[Figure record listings]
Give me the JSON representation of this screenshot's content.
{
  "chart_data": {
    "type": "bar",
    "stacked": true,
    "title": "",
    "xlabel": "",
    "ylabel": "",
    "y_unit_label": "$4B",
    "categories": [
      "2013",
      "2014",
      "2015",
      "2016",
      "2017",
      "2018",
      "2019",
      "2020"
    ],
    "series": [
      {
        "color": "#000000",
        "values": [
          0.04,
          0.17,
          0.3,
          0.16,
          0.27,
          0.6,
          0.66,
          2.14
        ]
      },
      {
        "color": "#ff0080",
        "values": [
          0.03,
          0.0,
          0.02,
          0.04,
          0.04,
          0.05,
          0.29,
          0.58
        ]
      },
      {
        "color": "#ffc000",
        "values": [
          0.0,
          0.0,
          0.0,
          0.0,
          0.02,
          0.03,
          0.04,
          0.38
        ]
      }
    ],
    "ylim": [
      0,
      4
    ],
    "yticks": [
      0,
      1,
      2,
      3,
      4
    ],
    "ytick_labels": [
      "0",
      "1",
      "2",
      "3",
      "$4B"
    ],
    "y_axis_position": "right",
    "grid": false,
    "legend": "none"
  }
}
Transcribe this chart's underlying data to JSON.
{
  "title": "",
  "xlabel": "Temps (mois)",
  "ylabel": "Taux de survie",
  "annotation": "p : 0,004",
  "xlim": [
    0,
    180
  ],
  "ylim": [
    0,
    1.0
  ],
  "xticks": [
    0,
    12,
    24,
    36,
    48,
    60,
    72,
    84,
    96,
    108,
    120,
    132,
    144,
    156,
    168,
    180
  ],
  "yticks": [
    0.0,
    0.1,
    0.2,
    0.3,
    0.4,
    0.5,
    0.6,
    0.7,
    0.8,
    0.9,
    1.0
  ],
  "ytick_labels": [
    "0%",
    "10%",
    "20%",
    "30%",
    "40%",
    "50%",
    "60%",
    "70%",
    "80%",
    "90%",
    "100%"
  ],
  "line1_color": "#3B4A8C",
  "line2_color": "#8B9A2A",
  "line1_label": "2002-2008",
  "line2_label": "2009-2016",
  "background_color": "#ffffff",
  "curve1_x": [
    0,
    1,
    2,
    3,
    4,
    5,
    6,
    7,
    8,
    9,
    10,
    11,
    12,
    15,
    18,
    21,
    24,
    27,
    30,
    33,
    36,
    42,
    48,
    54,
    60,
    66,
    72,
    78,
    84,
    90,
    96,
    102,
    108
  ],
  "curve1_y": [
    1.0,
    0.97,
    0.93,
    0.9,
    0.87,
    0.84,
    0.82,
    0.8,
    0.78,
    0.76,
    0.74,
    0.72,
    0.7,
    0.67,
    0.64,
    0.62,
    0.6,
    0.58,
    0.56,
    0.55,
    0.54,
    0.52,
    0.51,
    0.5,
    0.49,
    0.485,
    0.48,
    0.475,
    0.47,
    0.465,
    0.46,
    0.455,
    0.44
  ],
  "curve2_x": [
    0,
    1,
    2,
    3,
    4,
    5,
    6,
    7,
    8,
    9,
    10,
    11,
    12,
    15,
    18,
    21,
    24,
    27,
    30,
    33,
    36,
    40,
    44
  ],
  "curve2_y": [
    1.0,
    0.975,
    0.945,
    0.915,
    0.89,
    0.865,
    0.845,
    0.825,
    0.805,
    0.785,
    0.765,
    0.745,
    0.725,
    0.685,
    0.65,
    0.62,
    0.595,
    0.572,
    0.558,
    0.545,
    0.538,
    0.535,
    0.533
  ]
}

__The task__.
Nothing may be left out: return each entry exactly as it reads.

__Full output__.
Give me the JSON representation of this screenshot's content.
{
  "chart_data": {
    "type": "bar",
    "stacked": true,
    "title": "",
    "xlabel": "",
    "ylabel": "",
    "y_unit_label": "$4B",
    "categories": [
      "2013",
      "2014",
      "2015",
      "2016",
      "2017",
      "2018",
      "2019",
      "2020"
    ],
    "series": [
      {
        "color": "#000000",
        "values": [
          0.04,
          0.17,
          0.3,
          0.16,
          0.27,
          0.6,
          0.66,
          2.14
        ]
      },
      {
        "color": "#ff0080",
        "values": [
          0.03,
          0.0,
          0.02,
          0.04,
          0.04,
          0.05,
          0.29,
          0.58
        ]
      },
      {
        "color": "#ffc000",
        "values": [
          0.0,
          0.0,
          0.0,
          0.0,
          0.02,
          0.03,
          0.04,
          0.38
        ]
      }
    ],
    "ylim": [
      0,
      4
    ],
    "yticks": [
      0,
      1,
      2,
      3,
      4
    ],
    "ytick_labels": [
      "0",
      "1",
      "2",
      "3",
      "$4B"
    ],
    "y_axis_position": "right",
    "grid": false,
    "legend": "none"
  }
}
Transcribe this chart's underlying data to JSON.
{
  "title": "",
  "xlabel": "Temps (mois)",
  "ylabel": "Taux de survie",
  "annotation": "p : 0,004",
  "xlim": [
    0,
    180
  ],
  "ylim": [
    0,
    1.0
  ],
  "xticks": [
    0,
    12,
    24,
    36,
    48,
    60,
    72,
    84,
    96,
    108,
    120,
    132,
    144,
    156,
    168,
    180
  ],
  "yticks": [
    0.0,
    0.1,
    0.2,
    0.3,
    0.4,
    0.5,
    0.6,
    0.7,
    0.8,
    0.9,
    1.0
  ],
  "ytick_labels": [
    "0%",
    "10%",
    "20%",
    "30%",
    "40%",
    "50%",
    "60%",
    "70%",
    "80%",
    "90%",
    "100%"
  ],
  "line1_color": "#3B4A8C",
  "line2_color": "#8B9A2A",
  "line1_label": "2002-2008",
  "line2_label": "2009-2016",
  "background_color": "#ffffff",
  "curve1_x": [
    0,
    1,
    2,
    3,
    4,
    5,
    6,
    7,
    8,
    9,
    10,
    11,
    12,
    15,
    18,
    21,
    24,
    27,
    30,
    33,
    36,
    42,
    48,
    54,
    60,
    66,
    72,
    78,
    84,
    90,
    96,
    102,
    108
  ],
  "curve1_y": [
    1.0,
    0.97,
    0.93,
    0.9,
    0.87,
    0.84,
    0.82,
    0.8,
    0.78,
    0.76,
    0.74,
    0.72,
    0.7,
    0.67,
    0.64,
    0.62,
    0.6,
    0.58,
    0.56,
    0.55,
    0.54,
    0.52,
    0.51,
    0.5,
    0.49,
    0.485,
    0.48,
    0.475,
    0.47,
    0.465,
    0.46,
    0.455,
    0.44
  ],
  "curve2_x": [
    0,
    1,
    2,
    3,
    4,
    5,
    6,
    7,
    8,
    9,
    10,
    11,
    12,
    15,
    18,
    21,
    24,
    27,
    30,
    33,
    36,
    40,
    44
  ],
  "curve2_y": [
    1.0,
    0.975,
    0.945,
    0.915,
    0.89,
    0.865,
    0.845,
    0.825,
    0.805,
    0.785,
    0.765,
    0.745,
    0.725,
    0.685,
    0.65,
    0.62,
    0.595,
    0.572,
    0.558,
    0.545,
    0.538,
    0.535,
    0.533
  ]
}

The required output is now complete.